Every line below should be repeated exactly.

---

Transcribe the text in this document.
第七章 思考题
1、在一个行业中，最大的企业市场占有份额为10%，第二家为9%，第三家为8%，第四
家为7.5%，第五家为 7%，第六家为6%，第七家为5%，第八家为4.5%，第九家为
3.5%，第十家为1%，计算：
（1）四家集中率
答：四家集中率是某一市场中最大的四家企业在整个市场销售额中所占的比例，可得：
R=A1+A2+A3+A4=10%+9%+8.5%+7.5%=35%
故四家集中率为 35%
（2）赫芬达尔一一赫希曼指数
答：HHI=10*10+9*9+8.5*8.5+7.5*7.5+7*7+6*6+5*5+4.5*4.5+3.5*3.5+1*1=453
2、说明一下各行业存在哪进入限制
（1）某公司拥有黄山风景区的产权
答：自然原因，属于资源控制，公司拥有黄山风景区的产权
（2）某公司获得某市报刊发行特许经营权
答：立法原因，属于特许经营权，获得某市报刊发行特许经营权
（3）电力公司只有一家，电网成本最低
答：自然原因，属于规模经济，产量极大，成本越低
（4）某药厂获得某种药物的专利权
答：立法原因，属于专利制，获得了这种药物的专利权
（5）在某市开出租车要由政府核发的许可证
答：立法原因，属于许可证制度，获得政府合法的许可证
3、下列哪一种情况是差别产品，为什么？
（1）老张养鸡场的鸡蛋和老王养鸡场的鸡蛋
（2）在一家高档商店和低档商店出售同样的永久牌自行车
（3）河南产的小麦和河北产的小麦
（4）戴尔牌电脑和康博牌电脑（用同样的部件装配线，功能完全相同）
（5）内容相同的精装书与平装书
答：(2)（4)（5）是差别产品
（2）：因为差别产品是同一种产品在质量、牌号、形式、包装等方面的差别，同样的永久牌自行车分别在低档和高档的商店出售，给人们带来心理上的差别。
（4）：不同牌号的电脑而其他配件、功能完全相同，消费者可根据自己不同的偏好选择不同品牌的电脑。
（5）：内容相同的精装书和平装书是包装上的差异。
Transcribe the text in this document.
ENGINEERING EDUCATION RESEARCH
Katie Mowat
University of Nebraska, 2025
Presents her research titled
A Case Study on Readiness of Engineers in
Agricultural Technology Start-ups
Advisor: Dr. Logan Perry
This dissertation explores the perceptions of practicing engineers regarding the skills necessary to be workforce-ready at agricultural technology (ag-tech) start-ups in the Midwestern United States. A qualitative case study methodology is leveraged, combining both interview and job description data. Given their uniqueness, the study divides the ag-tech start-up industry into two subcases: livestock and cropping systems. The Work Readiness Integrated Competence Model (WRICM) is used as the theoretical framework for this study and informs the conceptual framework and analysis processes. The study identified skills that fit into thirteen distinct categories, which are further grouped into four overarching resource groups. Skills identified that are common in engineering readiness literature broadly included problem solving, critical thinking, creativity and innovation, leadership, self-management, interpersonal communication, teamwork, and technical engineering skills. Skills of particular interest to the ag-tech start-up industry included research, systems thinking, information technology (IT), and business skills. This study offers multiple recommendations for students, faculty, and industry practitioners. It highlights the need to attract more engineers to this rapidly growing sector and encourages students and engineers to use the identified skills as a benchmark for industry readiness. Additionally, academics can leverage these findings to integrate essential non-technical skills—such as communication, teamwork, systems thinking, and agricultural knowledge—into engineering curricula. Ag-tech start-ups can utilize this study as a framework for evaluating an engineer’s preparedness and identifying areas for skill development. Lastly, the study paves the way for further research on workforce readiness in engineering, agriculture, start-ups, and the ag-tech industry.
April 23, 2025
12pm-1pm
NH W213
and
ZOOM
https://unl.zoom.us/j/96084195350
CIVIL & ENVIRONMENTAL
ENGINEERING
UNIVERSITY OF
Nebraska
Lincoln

---

Full output:
Transcribe the text in this document.
第七章 思考题
1、在一个行业中，最大的企业市场占有份额为10%，第二家为9%，第三家为8%，第四
家为7.5%，第五家为 7%，第六家为6%，第七家为5%，第八家为4.5%，第九家为
3.5%，第十家为1%，计算：
（1）四家集中率
答：四家集中率是某一市场中最大的四家企业在整个市场销售额中所占的比例，可得：
R=A1+A2+A3+A4=10%+9%+8.5%+7.5%=35%
故四家集中率为 35%
（2）赫芬达尔一一赫希曼指数
答：HHI=10*10+9*9+8.5*8.5+7.5*7.5+7*7+6*6+5*5+4.5*4.5+3.5*3.5+1*1=453
2、说明一下各行业存在哪进入限制
（1）某公司拥有黄山风景区的产权
答：自然原因，属于资源控制，公司拥有黄山风景区的产权
（2）某公司获得某市报刊发行特许经营权
答：立法原因，属于特许经营权，获得某市报刊发行特许经营权
（3）电力公司只有一家，电网成本最低
答：自然原因，属于规模经济，产量极大，成本越低
（4）某药厂获得某种药物的专利权
答：立法原因，属于专利制，获得了这种药物的专利权
（5）在某市开出租车要由政府核发的许可证
答：立法原因，属于许可证制度，获得政府合法的许可证
3、下列哪一种情况是差别产品，为什么？
（1）老张养鸡场的鸡蛋和老王养鸡场的鸡蛋
（2）在一家高档商店和低档商店出售同样的永久牌自行车
（3）河南产的小麦和河北产的小麦
（4）戴尔牌电脑和康博牌电脑（用同样的部件装配线，功能完全相同）
（5）内容相同的精装书与平装书
答：(2)（4)（5）是差别产品
（2）：因为差别产品是同一种产品在质量、牌号、形式、包装等方面的差别，同样的永久牌自行车分别在低档和高档的商店出售，给人们带来心理上的差别。
（4）：不同牌号的电脑而其他配件、功能完全相同，消费者可根据自己不同的偏好选择不同品牌的电脑。
（5）：内容相同的精装书和平装书是包装上的差异。
Transcribe the text in this document.
ENGINEERING EDUCATION RESEARCH
Katie Mowat
University of Nebraska, 2025
Presents her research titled
A Case Study on Readiness of Engineers in
Agricultural Technology Start-ups
Advisor: Dr. Logan Perry
This dissertation explores the perceptions of practicing engineers regarding the skills necessary to be workforce-ready at agricultural technology (ag-tech) start-ups in the Midwestern United States. A qualitative case study methodology is leveraged, combining both interview and job description data. Given their uniqueness, the study divides the ag-tech start-up industry into two subcases: livestock and cropping systems. The Work Readiness Integrated Competence Model (WRICM) is used as the theoretical framework for this study and informs the conceptual framework and analysis processes. The study identified skills that fit into thirteen distinct categories, which are further grouped into four overarching resource groups. Skills identified that are common in engineering readiness literature broadly included problem solving, critical thinking, creativity and innovation, leadership, self-management, interpersonal communication, teamwork, and technical engineering skills. Skills of particular interest to the ag-tech start-up industry included research, systems thinking, information technology (IT), and business skills. This study offers multiple recommendations for students, faculty, and industry practitioners. It highlights the need to attract more engineers to this rapidly growing sector and encourages students and engineers to use the identified skills as a benchmark for industry readiness. Additionally, academics can leverage these findings to integrate essential non-technical skills—such as communication, teamwork, systems thinking, and agricultural knowledge—into engineering curricula. Ag-tech start-ups can utilize this study as a framework for evaluating an engineer’s preparedness and identifying areas for skill development. Lastly, the study paves the way for further research on workforce readiness in engineering, agriculture, start-ups, and the ag-tech industry.
April 23, 2025
12pm-1pm
NH W213
and
ZOOM
https://unl.zoom.us/j/96084195350
CIVIL & ENVIRONMENTAL
ENGINEERING
UNIVERSITY OF
Nebraska
Lincoln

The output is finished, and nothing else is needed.